- **What is being asked**: Every line of the listing must be reproduced as it stands. Leave the images behind.

··········

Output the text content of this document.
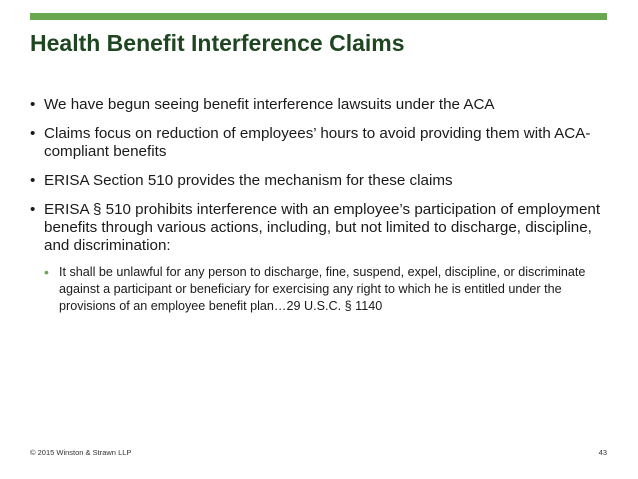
Health Benefit Interference Claims
• We have begun seeing benefit interference lawsuits under the ACA
• Claims focus on reduction of employees’ hours to avoid providing them with ACA-compliant benefits
• ERISA Section 510 provides the mechanism for these claims
• ERISA § 510 prohibits interference with an employee’s participation of employment benefits through various actions, including, but not limited to discharge, discipline, and discrimination:
• It shall be unlawful for any person to discharge, fine, suspend, expel, discipline, or discriminate against a participant or beneficiary for exercising any right to which he is entitled under the provisions of an employee benefit plan…29 U.S.C. § 1140
© 2015 Winston & Strawn LLP	43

··········

- **Written response**:
Output the text content of this document.
Health Benefit Interference Claims
• We have begun seeing benefit interference lawsuits under the ACA
• Claims focus on reduction of employees’ hours to avoid providing them with ACA-compliant benefits
• ERISA Section 510 provides the mechanism for these claims
• ERISA § 510 prohibits interference with an employee’s participation of employment benefits through various actions, including, but not limited to discharge, discipline, and discrimination:
• It shall be unlawful for any person to discharge, fine, suspend, expel, discipline, or discriminate against a participant or beneficiary for exercising any right to which he is entitled under the provisions of an employee benefit plan…29 U.S.C. § 1140
© 2015 Winston & Strawn LLP	43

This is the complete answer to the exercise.